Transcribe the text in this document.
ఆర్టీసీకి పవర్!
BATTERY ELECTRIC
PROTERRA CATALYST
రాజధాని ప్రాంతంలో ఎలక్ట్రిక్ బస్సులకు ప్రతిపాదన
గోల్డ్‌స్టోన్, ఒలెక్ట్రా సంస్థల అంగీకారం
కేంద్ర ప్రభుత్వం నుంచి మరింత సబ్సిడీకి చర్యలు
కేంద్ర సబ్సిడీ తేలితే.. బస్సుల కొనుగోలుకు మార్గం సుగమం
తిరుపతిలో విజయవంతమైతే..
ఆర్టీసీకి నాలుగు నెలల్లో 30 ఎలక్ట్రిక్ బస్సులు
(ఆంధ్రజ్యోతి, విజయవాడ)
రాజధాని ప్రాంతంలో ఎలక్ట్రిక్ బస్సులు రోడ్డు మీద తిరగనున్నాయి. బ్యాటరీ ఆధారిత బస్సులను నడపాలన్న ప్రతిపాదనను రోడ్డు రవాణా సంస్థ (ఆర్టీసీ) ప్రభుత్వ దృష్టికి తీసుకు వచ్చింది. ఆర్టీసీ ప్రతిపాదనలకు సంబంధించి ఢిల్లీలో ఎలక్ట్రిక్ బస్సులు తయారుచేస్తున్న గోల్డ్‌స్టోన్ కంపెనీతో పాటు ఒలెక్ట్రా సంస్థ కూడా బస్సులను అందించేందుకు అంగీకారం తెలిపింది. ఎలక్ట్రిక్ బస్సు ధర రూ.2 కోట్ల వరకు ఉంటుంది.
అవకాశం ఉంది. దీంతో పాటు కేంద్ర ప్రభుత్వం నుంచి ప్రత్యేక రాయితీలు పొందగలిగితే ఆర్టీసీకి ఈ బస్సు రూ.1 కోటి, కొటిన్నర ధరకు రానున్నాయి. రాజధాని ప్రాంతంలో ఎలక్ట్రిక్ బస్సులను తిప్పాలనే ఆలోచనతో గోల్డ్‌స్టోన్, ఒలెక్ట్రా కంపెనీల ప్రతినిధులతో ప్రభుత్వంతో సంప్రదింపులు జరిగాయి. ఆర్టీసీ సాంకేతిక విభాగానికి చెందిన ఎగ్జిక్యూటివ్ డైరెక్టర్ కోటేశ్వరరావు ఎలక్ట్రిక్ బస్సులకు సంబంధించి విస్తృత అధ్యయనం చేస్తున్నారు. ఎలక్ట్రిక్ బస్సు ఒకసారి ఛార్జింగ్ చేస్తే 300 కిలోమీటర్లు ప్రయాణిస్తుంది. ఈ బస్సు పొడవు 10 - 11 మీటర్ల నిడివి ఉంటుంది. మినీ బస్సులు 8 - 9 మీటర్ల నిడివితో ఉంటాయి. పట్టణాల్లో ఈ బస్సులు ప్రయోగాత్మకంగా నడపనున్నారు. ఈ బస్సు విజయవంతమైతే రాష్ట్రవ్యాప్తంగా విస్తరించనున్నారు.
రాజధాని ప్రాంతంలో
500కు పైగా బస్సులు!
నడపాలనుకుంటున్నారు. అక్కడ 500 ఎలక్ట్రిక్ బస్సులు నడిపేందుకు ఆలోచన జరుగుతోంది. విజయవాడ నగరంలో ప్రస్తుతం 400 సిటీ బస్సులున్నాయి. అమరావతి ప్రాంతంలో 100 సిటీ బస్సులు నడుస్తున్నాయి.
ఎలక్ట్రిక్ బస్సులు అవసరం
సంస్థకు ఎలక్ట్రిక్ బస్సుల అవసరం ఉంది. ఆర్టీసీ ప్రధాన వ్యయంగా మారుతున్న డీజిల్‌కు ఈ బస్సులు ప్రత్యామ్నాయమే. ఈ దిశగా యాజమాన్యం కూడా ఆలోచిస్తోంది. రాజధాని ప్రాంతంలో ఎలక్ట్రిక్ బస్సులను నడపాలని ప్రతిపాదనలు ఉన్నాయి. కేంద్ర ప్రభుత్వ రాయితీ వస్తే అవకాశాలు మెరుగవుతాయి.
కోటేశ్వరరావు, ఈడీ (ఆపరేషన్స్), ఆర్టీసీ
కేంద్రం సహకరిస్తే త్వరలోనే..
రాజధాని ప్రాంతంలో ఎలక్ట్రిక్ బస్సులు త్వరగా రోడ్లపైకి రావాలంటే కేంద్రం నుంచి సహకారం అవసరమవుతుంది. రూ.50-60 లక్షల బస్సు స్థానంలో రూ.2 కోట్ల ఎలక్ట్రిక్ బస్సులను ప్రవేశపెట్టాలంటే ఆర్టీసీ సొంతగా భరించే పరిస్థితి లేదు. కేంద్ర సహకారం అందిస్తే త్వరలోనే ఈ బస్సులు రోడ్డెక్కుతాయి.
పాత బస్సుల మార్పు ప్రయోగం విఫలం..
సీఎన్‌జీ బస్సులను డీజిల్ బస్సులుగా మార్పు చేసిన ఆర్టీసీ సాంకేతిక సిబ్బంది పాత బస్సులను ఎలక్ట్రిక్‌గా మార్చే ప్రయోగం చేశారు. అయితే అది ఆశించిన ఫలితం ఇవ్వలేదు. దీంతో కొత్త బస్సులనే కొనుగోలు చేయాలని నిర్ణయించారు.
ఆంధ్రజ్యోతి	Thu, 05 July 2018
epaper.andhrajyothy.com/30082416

▬▬▬▬▬▬▬▬▬▬

* [DO THIS]:
Restate the data above exactly, keeping each word as it stands.

* [ANSWER BELOW]:
Transcribe the text in this document.
ఆర్టీసీకి పవర్!
BATTERY ELECTRIC
PROTERRA CATALYST
రాజధాని ప్రాంతంలో ఎలక్ట్రిక్ బస్సులకు ప్రతిపాదన
గోల్డ్‌స్టోన్, ఒలెక్ట్రా సంస్థల అంగీకారం
కేంద్ర ప్రభుత్వం నుంచి మరింత సబ్సిడీకి చర్యలు
కేంద్ర సబ్సిడీ తేలితే.. బస్సుల కొనుగోలుకు మార్గం సుగమం
తిరుపతిలో విజయవంతమైతే..
ఆర్టీసీకి నాలుగు నెలల్లో 30 ఎలక్ట్రిక్ బస్సులు
(ఆంధ్రజ్యోతి, విజయవాడ)
రాజధాని ప్రాంతంలో ఎలక్ట్రిక్ బస్సులు రోడ్డు మీద తిరగనున్నాయి. బ్యాటరీ ఆధారిత బస్సులను నడపాలన్న ప్రతిపాదనను రోడ్డు రవాణా సంస్థ (ఆర్టీసీ) ప్రభుత్వ దృష్టికి తీసుకు వచ్చింది. ఆర్టీసీ ప్రతిపాదనలకు సంబంధించి ఢిల్లీలో ఎలక్ట్రిక్ బస్సులు తయారుచేస్తున్న గోల్డ్‌స్టోన్ కంపెనీతో పాటు ఒలెక్ట్రా సంస్థ కూడా బస్సులను అందించేందుకు అంగీకారం తెలిపింది. ఎలక్ట్రిక్ బస్సు ధర రూ.2 కోట్ల వరకు ఉంటుంది.
అవకాశం ఉంది. దీంతో పాటు కేంద్ర ప్రభుత్వం నుంచి ప్రత్యేక రాయితీలు పొందగలిగితే ఆర్టీసీకి ఈ బస్సు రూ.1 కోటి, కొటిన్నర ధరకు రానున్నాయి. రాజధాని ప్రాంతంలో ఎలక్ట్రిక్ బస్సులను తిప్పాలనే ఆలోచనతో గోల్డ్‌స్టోన్, ఒలెక్ట్రా కంపెనీల ప్రతినిధులతో ప్రభుత్వంతో సంప్రదింపులు జరిగాయి. ఆర్టీసీ సాంకేతిక విభాగానికి చెందిన ఎగ్జిక్యూటివ్ డైరెక్టర్ కోటేశ్వరరావు ఎలక్ట్రిక్ బస్సులకు సంబంధించి విస్తృత అధ్యయనం చేస్తున్నారు. ఎలక్ట్రిక్ బస్సు ఒకసారి ఛార్జింగ్ చేస్తే 300 కిలోమీటర్లు ప్రయాణిస్తుంది. ఈ బస్సు పొడవు 10 - 11 మీటర్ల నిడివి ఉంటుంది. మినీ బస్సులు 8 - 9 మీటర్ల నిడివితో ఉంటాయి. పట్టణాల్లో ఈ బస్సులు ప్రయోగాత్మకంగా నడపనున్నారు. ఈ బస్సు విజయవంతమైతే రాష్ట్రవ్యాప్తంగా విస్తరించనున్నారు.
రాజధాని ప్రాంతంలో
500కు పైగా బస్సులు!
నడపాలనుకుంటున్నారు. అక్కడ 500 ఎలక్ట్రిక్ బస్సులు నడిపేందుకు ఆలోచన జరుగుతోంది. విజయవాడ నగరంలో ప్రస్తుతం 400 సిటీ బస్సులున్నాయి. అమరావతి ప్రాంతంలో 100 సిటీ బస్సులు నడుస్తున్నాయి.
ఎలక్ట్రిక్ బస్సులు అవసరం
సంస్థకు ఎలక్ట్రిక్ బస్సుల అవసరం ఉంది. ఆర్టీసీ ప్రధాన వ్యయంగా మారుతున్న డీజిల్‌కు ఈ బస్సులు ప్రత్యామ్నాయమే. ఈ దిశగా యాజమాన్యం కూడా ఆలోచిస్తోంది. రాజధాని ప్రాంతంలో ఎలక్ట్రిక్ బస్సులను నడపాలని ప్రతిపాదనలు ఉన్నాయి. కేంద్ర ప్రభుత్వ రాయితీ వస్తే అవకాశాలు మెరుగవుతాయి.
కోటేశ్వరరావు, ఈడీ (ఆపరేషన్స్), ఆర్టీసీ
కేంద్రం సహకరిస్తే త్వరలోనే..
రాజధాని ప్రాంతంలో ఎలక్ట్రిక్ బస్సులు త్వరగా రోడ్లపైకి రావాలంటే కేంద్రం నుంచి సహకారం అవసరమవుతుంది. రూ.50-60 లక్షల బస్సు స్థానంలో రూ.2 కోట్ల ఎలక్ట్రిక్ బస్సులను ప్రవేశపెట్టాలంటే ఆర్టీసీ సొంతగా భరించే పరిస్థితి లేదు. కేంద్ర సహకారం అందిస్తే త్వరలోనే ఈ బస్సులు రోడ్డెక్కుతాయి.
పాత బస్సుల మార్పు ప్రయోగం విఫలం..
సీఎన్‌జీ బస్సులను డీజిల్ బస్సులుగా మార్పు చేసిన ఆర్టీసీ సాంకేతిక సిబ్బంది పాత బస్సులను ఎలక్ట్రిక్‌గా మార్చే ప్రయోగం చేశారు. అయితే అది ఆశించిన ఫలితం ఇవ్వలేదు. దీంతో కొత్త బస్సులనే కొనుగోలు చేయాలని నిర్ణయించారు.
ఆంధ్రజ్యోతి	Thu, 05 July 2018
epaper.andhrajyothy.com/30082416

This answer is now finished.